- TASK DESCRIPTION
Look through the data below. Collect every line where the word "綜口味開開唱" occurs.

- STORED RECORDS
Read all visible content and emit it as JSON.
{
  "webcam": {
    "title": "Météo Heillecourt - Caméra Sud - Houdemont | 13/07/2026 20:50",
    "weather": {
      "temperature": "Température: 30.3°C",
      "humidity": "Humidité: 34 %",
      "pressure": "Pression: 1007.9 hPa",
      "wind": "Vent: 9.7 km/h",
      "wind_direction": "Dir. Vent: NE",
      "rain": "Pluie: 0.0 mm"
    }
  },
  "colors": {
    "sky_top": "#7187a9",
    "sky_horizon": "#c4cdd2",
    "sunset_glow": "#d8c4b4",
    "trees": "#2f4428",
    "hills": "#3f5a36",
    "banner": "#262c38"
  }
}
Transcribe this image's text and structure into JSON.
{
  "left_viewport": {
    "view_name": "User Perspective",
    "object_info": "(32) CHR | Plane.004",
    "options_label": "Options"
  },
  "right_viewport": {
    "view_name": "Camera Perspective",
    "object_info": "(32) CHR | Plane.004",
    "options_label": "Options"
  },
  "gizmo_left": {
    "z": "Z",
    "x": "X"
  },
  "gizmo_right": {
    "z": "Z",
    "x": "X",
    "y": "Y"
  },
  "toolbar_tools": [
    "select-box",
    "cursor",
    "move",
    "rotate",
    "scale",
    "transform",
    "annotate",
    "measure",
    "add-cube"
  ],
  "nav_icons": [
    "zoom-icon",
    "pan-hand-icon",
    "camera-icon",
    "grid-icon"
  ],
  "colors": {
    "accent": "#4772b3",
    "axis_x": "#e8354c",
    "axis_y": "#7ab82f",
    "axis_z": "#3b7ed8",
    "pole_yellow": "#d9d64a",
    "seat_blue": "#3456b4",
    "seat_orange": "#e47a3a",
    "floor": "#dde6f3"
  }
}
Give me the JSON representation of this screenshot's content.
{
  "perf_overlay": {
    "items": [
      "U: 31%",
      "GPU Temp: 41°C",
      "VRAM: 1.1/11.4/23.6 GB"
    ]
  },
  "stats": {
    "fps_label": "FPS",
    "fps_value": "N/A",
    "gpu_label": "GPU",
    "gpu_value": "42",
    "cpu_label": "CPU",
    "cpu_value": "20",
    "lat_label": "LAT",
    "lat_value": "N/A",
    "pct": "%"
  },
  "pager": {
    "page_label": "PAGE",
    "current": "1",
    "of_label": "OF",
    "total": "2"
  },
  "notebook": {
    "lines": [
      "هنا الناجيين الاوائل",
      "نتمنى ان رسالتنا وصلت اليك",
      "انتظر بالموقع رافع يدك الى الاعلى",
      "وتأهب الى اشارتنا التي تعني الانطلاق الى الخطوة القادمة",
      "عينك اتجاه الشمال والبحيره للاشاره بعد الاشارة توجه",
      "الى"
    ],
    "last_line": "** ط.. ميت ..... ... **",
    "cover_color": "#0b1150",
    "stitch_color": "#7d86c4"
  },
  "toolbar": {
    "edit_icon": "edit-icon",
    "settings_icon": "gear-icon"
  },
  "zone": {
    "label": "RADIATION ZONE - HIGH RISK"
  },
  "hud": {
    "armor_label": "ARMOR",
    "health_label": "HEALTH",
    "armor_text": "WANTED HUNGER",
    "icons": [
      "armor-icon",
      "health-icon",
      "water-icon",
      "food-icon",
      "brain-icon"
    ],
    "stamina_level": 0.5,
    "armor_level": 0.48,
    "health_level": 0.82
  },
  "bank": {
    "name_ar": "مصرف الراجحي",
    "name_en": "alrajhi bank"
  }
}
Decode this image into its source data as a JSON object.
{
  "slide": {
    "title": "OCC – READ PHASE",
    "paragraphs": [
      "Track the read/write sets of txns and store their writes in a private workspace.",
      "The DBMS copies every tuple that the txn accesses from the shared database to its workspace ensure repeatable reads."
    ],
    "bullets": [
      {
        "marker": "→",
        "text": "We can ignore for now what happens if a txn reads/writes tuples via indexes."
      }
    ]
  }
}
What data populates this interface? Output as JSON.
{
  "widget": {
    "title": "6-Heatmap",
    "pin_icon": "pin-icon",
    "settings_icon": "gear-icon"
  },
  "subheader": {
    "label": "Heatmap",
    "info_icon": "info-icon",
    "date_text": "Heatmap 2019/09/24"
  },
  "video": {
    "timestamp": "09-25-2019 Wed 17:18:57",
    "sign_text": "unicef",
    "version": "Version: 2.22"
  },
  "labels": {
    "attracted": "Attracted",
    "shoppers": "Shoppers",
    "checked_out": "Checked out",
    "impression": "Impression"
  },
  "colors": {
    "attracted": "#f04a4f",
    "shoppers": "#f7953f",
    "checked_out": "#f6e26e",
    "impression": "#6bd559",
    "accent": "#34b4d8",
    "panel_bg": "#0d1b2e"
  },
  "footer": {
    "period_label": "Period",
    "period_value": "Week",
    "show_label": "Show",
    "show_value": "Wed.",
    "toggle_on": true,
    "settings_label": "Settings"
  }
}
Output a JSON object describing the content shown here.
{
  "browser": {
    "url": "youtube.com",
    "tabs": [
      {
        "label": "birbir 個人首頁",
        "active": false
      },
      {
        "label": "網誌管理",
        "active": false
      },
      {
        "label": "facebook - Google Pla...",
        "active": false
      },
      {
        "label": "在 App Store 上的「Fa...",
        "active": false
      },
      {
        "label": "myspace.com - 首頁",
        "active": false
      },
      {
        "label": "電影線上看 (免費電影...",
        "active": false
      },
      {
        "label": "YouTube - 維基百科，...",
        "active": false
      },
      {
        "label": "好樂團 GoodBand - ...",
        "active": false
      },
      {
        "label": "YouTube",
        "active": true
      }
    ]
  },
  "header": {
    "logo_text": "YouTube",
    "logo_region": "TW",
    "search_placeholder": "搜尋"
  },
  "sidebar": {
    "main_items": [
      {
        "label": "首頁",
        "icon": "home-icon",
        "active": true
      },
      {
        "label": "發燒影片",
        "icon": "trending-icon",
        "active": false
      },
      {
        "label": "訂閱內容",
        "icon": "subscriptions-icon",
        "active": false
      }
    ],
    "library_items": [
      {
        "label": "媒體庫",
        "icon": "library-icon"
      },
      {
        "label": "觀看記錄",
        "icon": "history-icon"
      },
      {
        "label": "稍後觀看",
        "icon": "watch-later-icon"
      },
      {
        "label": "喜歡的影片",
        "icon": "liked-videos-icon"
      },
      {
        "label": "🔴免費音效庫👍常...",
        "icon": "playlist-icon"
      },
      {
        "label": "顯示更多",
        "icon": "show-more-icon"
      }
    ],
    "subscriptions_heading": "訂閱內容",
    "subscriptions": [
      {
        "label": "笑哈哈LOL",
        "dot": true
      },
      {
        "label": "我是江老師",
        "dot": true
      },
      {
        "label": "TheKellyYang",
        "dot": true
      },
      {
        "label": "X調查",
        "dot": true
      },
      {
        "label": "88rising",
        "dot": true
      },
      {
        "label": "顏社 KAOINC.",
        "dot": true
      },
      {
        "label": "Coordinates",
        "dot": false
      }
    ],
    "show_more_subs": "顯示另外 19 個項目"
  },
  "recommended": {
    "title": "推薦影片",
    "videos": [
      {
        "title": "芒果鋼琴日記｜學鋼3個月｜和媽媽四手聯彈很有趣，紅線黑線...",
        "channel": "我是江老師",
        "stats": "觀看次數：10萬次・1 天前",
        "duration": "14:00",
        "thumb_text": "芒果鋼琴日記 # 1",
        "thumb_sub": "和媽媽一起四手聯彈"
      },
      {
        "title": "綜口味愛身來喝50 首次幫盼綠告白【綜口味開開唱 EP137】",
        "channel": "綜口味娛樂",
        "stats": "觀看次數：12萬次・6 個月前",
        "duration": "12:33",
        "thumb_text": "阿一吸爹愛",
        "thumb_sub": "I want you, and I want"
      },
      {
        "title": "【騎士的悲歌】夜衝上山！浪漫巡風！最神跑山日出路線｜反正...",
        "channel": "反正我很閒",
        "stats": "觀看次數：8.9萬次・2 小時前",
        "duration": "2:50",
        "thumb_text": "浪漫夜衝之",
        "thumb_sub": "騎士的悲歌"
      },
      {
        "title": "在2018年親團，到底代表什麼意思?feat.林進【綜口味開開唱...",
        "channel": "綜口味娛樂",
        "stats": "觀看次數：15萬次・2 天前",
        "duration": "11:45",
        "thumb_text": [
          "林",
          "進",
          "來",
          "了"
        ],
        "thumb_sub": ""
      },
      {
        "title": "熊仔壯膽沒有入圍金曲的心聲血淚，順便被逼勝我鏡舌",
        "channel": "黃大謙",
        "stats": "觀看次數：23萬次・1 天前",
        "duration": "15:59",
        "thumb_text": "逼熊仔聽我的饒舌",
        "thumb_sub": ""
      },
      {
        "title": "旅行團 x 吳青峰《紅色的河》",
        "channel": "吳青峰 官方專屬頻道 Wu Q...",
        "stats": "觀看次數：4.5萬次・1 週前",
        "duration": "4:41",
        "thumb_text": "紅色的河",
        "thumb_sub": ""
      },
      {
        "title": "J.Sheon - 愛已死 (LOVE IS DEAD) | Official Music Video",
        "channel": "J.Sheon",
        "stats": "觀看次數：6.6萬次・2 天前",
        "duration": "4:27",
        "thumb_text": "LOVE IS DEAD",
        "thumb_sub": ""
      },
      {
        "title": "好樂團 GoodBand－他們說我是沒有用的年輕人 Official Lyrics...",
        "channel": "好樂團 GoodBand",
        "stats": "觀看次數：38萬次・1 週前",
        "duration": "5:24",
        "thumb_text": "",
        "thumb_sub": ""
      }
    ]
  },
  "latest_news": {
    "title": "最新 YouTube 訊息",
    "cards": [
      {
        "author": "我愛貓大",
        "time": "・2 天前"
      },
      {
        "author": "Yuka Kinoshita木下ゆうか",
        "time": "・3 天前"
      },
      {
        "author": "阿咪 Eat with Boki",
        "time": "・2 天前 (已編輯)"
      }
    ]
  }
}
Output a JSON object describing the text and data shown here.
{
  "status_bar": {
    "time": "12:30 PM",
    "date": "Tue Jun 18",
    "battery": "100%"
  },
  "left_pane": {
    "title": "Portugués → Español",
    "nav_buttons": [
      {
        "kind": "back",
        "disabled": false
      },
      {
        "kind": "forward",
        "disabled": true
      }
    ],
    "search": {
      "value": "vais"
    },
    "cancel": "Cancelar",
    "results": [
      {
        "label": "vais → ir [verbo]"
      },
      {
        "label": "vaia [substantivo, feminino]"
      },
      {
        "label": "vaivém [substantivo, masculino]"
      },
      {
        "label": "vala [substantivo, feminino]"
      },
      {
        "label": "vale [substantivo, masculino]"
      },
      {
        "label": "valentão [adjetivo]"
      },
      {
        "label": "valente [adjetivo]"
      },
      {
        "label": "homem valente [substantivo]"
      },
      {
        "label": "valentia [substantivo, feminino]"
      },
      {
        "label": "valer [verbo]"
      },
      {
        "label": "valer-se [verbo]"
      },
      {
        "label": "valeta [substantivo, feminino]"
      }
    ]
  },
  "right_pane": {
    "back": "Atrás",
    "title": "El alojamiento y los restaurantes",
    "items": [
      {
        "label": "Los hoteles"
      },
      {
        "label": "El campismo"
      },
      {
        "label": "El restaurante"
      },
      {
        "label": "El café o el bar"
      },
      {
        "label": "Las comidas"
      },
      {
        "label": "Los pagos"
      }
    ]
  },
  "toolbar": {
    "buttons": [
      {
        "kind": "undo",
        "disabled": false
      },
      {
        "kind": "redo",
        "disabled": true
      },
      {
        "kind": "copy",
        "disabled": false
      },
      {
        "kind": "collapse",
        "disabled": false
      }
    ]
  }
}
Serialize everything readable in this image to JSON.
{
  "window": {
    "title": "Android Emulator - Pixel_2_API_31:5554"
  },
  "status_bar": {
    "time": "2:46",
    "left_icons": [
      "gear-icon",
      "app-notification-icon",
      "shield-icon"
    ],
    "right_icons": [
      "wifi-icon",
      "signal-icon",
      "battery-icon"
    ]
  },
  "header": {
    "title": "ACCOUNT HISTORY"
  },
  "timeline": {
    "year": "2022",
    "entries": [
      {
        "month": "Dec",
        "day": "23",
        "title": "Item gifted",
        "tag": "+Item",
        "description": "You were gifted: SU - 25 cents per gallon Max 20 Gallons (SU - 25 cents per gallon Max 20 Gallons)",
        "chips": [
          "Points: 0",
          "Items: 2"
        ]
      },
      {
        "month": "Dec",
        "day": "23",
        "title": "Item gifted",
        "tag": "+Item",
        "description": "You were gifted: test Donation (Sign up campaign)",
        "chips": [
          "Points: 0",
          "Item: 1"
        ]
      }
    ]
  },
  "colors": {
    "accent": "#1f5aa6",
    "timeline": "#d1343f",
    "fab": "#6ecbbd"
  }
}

- RESULT OF THIS TASK
        "title": "綜口味愛身來喝50 首次幫盼綠告白【綜口味開開唱 EP137】",
        "title": "在2018年親團，到底代表什麼意思?feat.林進【綜口味開開唱...",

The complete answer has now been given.